### TASK BRIEF
Search the entries below. Return every line that has "content" in it.

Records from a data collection
┏━━

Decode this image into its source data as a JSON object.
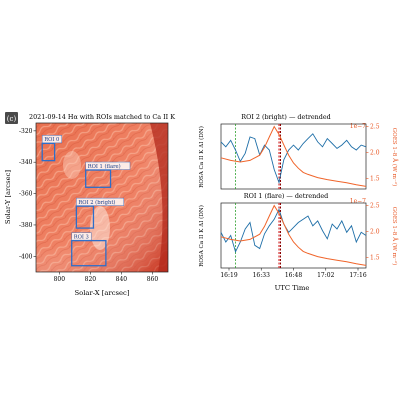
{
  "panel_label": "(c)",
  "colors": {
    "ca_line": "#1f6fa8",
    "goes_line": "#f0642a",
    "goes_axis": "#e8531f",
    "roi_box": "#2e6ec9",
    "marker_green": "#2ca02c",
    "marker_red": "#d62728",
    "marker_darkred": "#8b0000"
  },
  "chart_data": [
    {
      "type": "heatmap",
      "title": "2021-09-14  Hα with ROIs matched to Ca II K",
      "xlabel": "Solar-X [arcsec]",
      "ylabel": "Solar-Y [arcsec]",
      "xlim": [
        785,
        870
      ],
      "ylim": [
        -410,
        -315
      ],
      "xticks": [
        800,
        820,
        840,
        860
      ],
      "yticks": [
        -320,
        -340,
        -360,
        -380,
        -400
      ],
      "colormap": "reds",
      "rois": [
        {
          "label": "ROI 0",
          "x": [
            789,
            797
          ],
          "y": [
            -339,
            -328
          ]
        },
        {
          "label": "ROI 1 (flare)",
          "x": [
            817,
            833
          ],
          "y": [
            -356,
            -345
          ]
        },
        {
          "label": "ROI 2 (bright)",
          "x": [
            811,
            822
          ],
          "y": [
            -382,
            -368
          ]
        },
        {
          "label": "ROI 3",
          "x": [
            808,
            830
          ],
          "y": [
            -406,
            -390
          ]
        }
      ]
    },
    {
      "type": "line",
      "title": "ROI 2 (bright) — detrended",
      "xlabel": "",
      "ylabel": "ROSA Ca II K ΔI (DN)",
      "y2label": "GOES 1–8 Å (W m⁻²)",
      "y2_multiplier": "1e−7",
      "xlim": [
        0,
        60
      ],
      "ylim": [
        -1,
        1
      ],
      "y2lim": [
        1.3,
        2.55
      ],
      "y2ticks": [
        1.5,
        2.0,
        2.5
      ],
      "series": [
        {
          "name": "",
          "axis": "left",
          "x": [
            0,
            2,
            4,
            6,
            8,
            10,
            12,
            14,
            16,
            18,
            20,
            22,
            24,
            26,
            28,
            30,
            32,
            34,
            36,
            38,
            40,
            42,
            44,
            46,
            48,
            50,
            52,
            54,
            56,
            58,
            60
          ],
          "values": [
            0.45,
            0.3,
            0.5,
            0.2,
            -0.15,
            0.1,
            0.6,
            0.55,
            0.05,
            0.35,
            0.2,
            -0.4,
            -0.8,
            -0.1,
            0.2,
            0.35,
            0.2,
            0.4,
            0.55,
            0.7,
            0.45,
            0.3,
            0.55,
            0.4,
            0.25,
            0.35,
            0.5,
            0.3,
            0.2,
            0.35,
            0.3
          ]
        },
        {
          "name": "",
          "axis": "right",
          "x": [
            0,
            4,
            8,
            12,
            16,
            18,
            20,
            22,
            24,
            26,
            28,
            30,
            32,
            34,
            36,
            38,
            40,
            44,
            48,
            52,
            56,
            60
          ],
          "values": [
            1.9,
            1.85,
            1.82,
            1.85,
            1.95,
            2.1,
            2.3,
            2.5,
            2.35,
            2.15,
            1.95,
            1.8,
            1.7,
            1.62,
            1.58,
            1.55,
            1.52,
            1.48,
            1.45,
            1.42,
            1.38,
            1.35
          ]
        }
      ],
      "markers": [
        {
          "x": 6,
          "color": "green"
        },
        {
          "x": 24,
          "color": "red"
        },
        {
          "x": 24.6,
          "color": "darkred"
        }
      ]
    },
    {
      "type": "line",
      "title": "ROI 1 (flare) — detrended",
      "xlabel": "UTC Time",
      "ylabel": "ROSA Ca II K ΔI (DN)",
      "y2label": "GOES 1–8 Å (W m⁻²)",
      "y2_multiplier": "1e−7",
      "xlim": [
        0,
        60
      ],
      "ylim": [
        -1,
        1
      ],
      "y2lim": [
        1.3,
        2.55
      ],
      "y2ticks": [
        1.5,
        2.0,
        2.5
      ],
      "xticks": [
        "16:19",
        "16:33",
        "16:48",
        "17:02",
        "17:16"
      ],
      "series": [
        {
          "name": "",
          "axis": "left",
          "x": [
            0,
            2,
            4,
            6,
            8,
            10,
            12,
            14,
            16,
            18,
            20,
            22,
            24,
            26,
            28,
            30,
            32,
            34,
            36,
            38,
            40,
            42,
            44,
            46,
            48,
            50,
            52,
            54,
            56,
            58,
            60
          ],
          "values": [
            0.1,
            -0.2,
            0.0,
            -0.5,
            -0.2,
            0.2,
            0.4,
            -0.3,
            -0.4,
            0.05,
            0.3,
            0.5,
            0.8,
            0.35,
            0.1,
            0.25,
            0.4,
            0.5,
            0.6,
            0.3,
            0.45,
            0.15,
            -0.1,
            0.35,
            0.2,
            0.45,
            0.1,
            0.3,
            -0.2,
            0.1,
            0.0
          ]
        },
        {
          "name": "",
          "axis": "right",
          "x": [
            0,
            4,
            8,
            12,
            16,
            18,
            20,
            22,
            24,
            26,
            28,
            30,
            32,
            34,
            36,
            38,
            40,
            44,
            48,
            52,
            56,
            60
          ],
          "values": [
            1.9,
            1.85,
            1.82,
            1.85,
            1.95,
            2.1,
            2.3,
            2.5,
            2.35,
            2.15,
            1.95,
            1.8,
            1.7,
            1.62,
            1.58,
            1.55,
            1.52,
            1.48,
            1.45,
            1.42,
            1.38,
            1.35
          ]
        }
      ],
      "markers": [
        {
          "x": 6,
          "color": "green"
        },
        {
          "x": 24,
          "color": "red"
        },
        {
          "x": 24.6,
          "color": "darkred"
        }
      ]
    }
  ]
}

┗━━
┏━━

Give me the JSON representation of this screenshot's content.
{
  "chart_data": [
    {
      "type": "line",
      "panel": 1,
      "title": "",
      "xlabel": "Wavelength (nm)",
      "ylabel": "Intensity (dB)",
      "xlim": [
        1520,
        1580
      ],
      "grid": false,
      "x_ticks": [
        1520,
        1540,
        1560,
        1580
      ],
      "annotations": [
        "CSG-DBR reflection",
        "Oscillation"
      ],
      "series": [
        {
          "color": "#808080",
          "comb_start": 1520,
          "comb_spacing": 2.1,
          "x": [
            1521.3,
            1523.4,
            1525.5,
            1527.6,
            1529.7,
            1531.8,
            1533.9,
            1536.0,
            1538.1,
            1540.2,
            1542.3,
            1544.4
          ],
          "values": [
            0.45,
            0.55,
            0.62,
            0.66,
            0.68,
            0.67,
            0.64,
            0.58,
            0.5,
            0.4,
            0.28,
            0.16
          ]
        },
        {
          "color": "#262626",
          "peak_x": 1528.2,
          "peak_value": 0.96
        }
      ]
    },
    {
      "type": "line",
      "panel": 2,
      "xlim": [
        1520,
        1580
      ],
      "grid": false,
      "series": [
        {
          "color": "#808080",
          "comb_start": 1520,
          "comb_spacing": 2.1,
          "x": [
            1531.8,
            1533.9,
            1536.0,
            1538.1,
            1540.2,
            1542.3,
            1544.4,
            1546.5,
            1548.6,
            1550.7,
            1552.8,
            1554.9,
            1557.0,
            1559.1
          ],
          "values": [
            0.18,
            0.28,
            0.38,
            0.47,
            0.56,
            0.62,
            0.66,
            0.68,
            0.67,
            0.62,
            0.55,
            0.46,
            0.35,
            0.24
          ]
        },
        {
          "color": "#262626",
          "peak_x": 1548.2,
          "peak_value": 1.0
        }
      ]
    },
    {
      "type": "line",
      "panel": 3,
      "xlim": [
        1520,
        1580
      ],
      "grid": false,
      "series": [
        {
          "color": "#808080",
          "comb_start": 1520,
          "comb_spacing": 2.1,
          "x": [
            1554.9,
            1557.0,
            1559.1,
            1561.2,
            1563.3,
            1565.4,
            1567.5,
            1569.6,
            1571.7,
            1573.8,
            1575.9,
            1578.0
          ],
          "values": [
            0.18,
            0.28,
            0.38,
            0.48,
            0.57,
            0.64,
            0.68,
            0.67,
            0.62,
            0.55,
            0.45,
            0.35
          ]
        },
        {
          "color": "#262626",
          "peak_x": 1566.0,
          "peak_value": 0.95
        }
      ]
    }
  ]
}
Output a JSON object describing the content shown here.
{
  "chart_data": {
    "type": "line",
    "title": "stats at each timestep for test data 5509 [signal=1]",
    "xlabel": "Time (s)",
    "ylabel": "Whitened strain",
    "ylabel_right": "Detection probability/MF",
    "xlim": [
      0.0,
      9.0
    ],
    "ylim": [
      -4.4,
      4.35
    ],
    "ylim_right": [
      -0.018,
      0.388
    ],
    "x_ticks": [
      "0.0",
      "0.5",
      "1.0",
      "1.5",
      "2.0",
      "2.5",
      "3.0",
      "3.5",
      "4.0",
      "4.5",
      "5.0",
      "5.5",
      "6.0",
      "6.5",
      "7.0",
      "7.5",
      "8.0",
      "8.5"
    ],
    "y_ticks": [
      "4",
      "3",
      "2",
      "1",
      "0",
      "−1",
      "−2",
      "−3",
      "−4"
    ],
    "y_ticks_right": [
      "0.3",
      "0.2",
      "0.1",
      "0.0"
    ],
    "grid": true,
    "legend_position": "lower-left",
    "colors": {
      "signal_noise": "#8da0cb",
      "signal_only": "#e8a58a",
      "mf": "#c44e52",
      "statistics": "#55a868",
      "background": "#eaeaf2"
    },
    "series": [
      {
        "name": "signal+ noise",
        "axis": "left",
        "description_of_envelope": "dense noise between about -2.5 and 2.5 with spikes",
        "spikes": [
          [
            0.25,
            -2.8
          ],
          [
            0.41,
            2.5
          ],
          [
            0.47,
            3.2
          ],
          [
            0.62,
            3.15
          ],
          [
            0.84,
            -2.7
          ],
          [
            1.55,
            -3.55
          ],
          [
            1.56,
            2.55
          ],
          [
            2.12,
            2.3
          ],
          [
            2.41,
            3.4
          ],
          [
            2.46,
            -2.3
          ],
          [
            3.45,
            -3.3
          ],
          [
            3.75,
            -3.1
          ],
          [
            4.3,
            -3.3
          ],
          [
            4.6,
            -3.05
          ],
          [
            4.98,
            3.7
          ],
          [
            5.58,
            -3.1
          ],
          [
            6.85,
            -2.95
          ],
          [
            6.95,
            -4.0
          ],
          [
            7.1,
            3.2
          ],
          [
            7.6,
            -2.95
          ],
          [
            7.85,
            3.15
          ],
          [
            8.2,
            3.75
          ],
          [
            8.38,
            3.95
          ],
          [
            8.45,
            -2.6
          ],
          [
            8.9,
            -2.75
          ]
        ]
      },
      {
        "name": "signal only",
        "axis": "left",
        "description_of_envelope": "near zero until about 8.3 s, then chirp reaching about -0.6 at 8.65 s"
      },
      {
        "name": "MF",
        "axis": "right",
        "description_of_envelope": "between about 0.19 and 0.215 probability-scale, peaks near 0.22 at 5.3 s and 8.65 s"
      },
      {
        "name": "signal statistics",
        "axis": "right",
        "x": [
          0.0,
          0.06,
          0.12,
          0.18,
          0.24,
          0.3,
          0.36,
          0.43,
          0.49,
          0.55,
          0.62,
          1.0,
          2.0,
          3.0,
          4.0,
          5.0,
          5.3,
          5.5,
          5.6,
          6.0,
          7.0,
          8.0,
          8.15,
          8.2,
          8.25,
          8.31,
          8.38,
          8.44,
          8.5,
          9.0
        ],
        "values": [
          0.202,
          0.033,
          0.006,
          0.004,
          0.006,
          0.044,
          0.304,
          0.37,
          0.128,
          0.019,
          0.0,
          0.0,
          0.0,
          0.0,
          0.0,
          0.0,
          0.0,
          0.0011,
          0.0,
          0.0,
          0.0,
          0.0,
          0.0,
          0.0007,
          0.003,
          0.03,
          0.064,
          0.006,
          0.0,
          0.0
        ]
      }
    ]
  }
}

┗━━
┏━━

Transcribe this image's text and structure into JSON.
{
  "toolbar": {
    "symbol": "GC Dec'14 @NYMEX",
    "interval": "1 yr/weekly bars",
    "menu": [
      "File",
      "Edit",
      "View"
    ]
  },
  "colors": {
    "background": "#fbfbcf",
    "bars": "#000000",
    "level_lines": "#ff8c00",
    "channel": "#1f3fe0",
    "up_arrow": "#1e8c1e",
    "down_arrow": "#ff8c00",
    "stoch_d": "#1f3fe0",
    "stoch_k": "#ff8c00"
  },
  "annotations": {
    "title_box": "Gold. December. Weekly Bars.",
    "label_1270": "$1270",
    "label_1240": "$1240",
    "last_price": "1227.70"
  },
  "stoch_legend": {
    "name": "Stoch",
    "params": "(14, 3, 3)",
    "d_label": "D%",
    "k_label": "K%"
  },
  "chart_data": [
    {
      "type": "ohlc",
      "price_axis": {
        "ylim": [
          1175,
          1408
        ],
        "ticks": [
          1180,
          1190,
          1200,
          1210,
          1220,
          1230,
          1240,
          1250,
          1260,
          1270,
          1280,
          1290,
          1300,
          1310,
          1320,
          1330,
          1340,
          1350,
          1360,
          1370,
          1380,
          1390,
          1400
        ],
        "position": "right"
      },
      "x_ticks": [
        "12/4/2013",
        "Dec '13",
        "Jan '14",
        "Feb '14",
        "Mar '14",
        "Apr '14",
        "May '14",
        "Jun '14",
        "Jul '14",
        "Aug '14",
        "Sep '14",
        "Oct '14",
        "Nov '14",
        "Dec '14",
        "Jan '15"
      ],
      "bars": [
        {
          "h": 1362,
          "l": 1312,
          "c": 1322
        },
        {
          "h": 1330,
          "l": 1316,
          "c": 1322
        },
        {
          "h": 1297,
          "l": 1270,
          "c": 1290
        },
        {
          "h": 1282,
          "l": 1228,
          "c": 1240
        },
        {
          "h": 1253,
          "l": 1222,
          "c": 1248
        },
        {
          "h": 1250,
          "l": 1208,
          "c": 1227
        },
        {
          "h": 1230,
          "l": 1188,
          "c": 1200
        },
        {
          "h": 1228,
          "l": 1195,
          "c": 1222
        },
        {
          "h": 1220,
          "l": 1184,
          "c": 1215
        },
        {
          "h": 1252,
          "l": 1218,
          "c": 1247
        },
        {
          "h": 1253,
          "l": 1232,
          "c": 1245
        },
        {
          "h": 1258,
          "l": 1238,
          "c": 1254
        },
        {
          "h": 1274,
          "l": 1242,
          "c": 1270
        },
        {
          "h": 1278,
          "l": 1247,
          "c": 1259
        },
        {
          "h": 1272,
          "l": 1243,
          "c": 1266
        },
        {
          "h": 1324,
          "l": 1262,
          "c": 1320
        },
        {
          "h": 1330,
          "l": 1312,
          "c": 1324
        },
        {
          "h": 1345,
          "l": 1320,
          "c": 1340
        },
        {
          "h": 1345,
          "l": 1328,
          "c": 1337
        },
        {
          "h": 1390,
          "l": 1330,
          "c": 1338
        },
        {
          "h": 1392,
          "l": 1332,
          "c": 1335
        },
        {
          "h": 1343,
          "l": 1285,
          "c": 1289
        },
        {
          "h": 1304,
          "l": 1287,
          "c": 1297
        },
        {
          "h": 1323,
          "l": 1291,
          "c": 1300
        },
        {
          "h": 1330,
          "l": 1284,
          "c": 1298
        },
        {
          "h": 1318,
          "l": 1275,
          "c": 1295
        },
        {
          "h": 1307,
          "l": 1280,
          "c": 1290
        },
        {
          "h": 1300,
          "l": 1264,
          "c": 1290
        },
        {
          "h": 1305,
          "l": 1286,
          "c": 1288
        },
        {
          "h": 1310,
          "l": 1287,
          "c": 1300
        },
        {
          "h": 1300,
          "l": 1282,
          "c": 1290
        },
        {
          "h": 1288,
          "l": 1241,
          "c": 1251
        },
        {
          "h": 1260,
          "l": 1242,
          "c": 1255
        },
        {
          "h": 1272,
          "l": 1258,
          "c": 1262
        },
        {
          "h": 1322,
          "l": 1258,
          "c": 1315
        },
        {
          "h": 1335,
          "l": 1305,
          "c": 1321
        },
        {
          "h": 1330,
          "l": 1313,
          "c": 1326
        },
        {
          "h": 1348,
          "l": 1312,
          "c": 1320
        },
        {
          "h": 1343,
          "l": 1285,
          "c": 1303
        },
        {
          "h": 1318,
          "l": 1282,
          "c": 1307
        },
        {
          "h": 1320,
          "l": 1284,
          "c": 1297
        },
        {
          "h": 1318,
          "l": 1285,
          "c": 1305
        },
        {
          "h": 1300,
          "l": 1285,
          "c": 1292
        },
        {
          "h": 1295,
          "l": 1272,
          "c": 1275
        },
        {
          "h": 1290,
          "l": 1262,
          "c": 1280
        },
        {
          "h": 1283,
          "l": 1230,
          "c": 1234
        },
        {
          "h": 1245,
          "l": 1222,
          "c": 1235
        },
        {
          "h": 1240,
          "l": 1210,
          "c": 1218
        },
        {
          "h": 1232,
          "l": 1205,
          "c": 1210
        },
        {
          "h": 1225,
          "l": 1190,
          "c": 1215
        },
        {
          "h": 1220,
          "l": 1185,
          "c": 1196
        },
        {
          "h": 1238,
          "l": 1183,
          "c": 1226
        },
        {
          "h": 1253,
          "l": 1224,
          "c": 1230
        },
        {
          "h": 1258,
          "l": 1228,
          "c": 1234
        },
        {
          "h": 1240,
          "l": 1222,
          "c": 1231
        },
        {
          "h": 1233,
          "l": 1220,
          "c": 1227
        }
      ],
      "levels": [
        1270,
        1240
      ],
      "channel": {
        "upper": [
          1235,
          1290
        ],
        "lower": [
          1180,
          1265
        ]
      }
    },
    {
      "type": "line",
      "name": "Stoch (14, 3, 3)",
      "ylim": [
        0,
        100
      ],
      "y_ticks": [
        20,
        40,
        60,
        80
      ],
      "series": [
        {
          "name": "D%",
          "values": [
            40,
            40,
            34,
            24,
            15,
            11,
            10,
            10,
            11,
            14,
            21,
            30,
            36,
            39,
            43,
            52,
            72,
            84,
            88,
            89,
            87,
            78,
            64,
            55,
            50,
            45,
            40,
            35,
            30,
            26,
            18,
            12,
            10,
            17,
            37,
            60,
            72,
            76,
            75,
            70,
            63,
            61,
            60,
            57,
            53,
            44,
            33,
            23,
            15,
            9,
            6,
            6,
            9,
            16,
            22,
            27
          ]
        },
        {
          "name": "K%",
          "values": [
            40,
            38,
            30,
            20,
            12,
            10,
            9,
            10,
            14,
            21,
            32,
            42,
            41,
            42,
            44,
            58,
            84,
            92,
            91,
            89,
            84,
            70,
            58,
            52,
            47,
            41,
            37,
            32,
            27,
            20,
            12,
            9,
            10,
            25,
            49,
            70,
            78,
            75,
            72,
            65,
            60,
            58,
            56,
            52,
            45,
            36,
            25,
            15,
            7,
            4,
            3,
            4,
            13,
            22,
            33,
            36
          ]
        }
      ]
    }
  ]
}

┗━━

### TASK SOLUTION
Give me the JSON representation of this screenshot's content.
Output a JSON object describing the content shown here.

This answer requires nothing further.